## Begin DATA PROVIDED

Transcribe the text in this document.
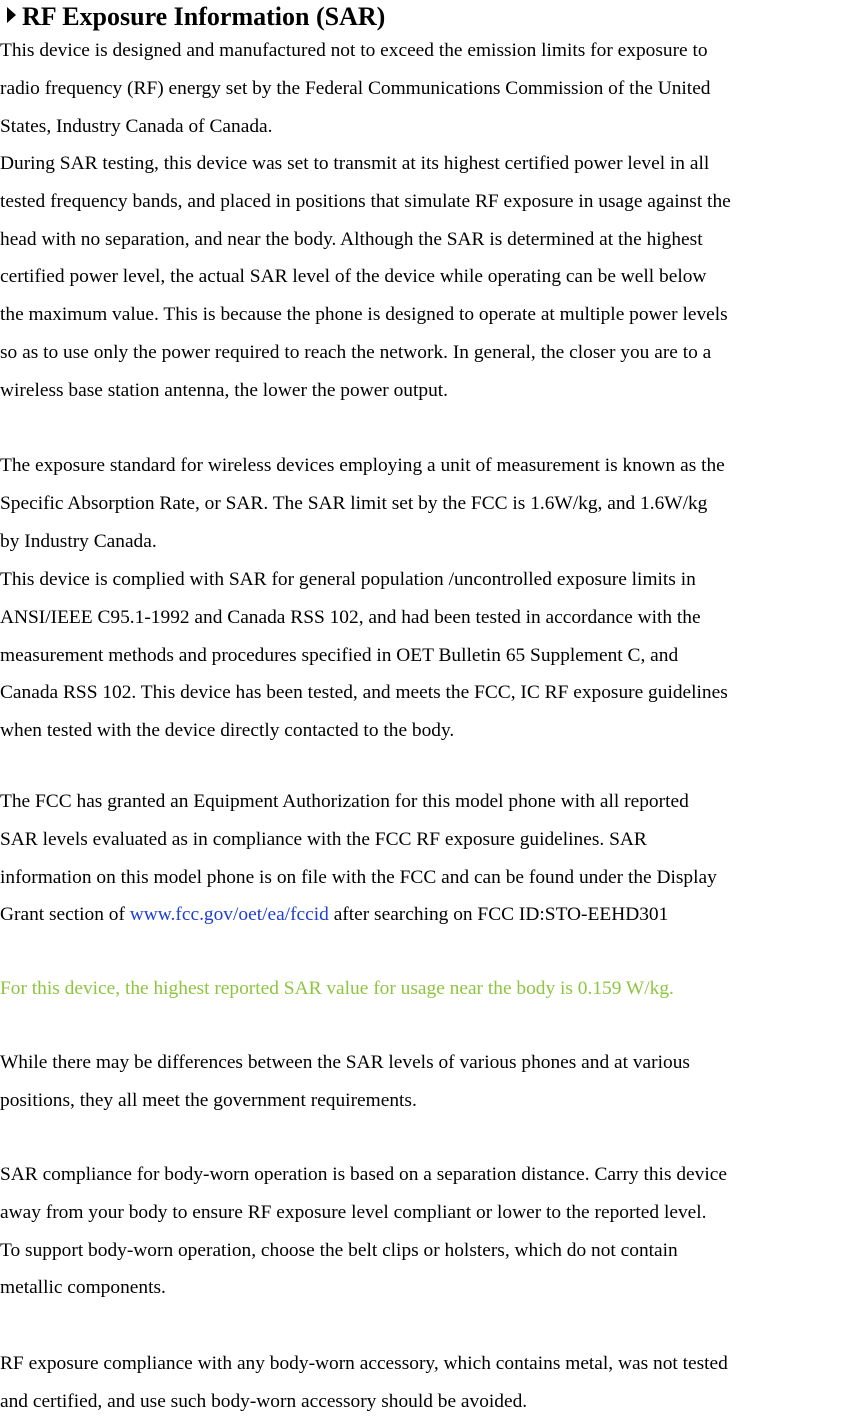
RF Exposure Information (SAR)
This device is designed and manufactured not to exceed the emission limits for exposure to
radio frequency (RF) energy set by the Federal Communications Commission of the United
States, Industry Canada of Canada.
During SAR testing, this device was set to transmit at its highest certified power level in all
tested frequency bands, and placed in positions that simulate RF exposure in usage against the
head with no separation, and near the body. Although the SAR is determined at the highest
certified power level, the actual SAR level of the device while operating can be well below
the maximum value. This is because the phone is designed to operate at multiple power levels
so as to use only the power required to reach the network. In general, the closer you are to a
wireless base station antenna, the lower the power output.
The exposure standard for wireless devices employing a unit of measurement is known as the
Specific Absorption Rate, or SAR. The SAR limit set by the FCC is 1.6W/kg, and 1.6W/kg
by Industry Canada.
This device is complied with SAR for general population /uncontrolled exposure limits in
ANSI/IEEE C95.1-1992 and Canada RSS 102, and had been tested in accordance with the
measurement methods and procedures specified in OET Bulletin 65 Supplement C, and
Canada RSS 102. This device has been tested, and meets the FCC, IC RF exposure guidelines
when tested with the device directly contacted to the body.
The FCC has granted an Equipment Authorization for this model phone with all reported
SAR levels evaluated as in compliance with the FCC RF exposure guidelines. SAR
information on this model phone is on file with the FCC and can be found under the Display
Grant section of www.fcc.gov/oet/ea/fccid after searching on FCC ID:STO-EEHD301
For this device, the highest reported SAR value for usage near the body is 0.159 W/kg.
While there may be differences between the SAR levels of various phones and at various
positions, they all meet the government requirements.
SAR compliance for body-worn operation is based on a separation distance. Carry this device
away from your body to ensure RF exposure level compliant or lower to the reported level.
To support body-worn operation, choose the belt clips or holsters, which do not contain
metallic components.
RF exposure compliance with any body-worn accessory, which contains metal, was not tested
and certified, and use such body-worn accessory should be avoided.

## End DATA PROVIDED
## Begin DATA PROVIDED

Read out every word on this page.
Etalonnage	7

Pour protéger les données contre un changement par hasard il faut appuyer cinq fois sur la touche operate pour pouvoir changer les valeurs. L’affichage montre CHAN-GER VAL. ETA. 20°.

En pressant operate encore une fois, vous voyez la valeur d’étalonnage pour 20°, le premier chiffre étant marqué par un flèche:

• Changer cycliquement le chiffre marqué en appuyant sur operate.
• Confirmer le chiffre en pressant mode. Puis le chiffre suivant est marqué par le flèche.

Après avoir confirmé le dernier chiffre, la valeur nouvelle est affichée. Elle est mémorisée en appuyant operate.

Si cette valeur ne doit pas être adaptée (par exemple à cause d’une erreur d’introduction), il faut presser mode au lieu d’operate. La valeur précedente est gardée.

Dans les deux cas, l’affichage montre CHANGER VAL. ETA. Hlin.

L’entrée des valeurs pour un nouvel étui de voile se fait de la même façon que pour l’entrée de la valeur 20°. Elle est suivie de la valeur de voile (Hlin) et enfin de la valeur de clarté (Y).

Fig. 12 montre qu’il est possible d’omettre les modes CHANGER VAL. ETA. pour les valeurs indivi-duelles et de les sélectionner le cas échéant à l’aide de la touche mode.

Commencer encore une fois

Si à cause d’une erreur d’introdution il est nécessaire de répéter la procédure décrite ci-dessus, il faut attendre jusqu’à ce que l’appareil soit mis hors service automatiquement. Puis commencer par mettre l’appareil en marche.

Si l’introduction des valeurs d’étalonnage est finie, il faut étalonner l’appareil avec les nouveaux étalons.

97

## End DATA PROVIDED

WHAT YOU SHOULD DO:
Pick each line holding the word "certified" out of the data and copy it.

SOLUTION TO THE PROBLEM:
During SAR testing, this device was set to transmit at its highest certified power level in all
certified power level, the actual SAR level of the device while operating can be well below
and certified, and use such body-worn accessory should be avoided.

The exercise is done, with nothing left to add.